**Dataset records:**
-- begin --

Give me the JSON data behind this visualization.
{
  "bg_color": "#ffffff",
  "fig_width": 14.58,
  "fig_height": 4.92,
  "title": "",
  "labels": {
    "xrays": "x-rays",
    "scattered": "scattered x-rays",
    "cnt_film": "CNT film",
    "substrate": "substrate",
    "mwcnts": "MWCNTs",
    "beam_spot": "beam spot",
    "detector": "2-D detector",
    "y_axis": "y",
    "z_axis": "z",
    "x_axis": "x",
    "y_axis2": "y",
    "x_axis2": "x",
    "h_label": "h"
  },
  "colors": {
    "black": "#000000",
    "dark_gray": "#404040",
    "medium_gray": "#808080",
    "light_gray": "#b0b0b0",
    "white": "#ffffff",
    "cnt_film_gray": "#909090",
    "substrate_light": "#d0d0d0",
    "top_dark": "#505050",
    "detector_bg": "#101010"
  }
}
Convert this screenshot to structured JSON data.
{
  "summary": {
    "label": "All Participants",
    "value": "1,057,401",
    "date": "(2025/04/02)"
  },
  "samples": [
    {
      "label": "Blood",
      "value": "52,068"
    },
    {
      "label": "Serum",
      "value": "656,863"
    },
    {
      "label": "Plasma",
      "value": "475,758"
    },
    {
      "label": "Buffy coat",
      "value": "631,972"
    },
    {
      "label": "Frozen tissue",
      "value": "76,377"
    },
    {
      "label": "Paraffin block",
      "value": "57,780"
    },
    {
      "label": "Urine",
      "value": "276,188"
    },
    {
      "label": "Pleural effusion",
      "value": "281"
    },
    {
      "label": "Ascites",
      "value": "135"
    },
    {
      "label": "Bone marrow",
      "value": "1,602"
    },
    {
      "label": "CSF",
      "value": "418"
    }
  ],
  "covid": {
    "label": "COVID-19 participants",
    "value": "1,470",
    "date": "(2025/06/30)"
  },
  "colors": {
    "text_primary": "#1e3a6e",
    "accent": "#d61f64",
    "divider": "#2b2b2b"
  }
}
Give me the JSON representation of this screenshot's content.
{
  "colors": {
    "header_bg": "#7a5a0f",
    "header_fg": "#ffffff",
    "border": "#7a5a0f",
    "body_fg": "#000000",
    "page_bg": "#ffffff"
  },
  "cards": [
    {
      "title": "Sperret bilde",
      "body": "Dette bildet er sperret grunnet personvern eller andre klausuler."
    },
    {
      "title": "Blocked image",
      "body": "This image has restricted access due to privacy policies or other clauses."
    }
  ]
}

-- end --

**THE PROBLEM:**
Copy out each line exactly.

**TASK RESPONSE:**
Give me the JSON data behind this visualization.
{
  "bg_color": "#ffffff",
  "fig_width": 14.58,
  "fig_height": 4.92,
  "title": "",
  "labels": {
    "xrays": "x-rays",
    "scattered": "scattered x-rays",
    "cnt_film": "CNT film",
    "substrate": "substrate",
    "mwcnts": "MWCNTs",
    "beam_spot": "beam spot",
    "detector": "2-D detector",
    "y_axis": "y",
    "z_axis": "z",
    "x_axis": "x",
    "y_axis2": "y",
    "x_axis2": "x",
    "h_label": "h"
  },
  "colors": {
    "black": "#000000",
    "dark_gray": "#404040",
    "medium_gray": "#808080",
    "light_gray": "#b0b0b0",
    "white": "#ffffff",
    "cnt_film_gray": "#909090",
    "substrate_light": "#d0d0d0",
    "top_dark": "#505050",
    "detector_bg": "#101010"
  }
}
Convert this screenshot to structured JSON data.
{
  "summary": {
    "label": "All Participants",
    "value": "1,057,401",
    "date": "(2025/04/02)"
  },
  "samples": [
    {
      "label": "Blood",
      "value": "52,068"
    },
    {
      "label": "Serum",
      "value": "656,863"
    },
    {
      "label": "Plasma",
      "value": "475,758"
    },
    {
      "label": "Buffy coat",
      "value": "631,972"
    },
    {
      "label": "Frozen tissue",
      "value": "76,377"
    },
    {
      "label": "Paraffin block",
      "value": "57,780"
    },
    {
      "label": "Urine",
      "value": "276,188"
    },
    {
      "label": "Pleural effusion",
      "value": "281"
    },
    {
      "label": "Ascites",
      "value": "135"
    },
    {
      "label": "Bone marrow",
      "value": "1,602"
    },
    {
      "label": "CSF",
      "value": "418"
    }
  ],
  "covid": {
    "label": "COVID-19 participants",
    "value": "1,470",
    "date": "(2025/06/30)"
  },
  "colors": {
    "text_primary": "#1e3a6e",
    "accent": "#d61f64",
    "divider": "#2b2b2b"
  }
}
Give me the JSON representation of this screenshot's content.
{
  "colors": {
    "header_bg": "#7a5a0f",
    "header_fg": "#ffffff",
    "border": "#7a5a0f",
    "body_fg": "#000000",
    "page_bg": "#ffffff"
  },
  "cards": [
    {
      "title": "Sperret bilde",
      "body": "Dette bildet er sperret grunnet personvern eller andre klausuler."
    },
    {
      "title": "Blocked image",
      "body": "This image has restricted access due to privacy policies or other clauses."
    }
  ]
}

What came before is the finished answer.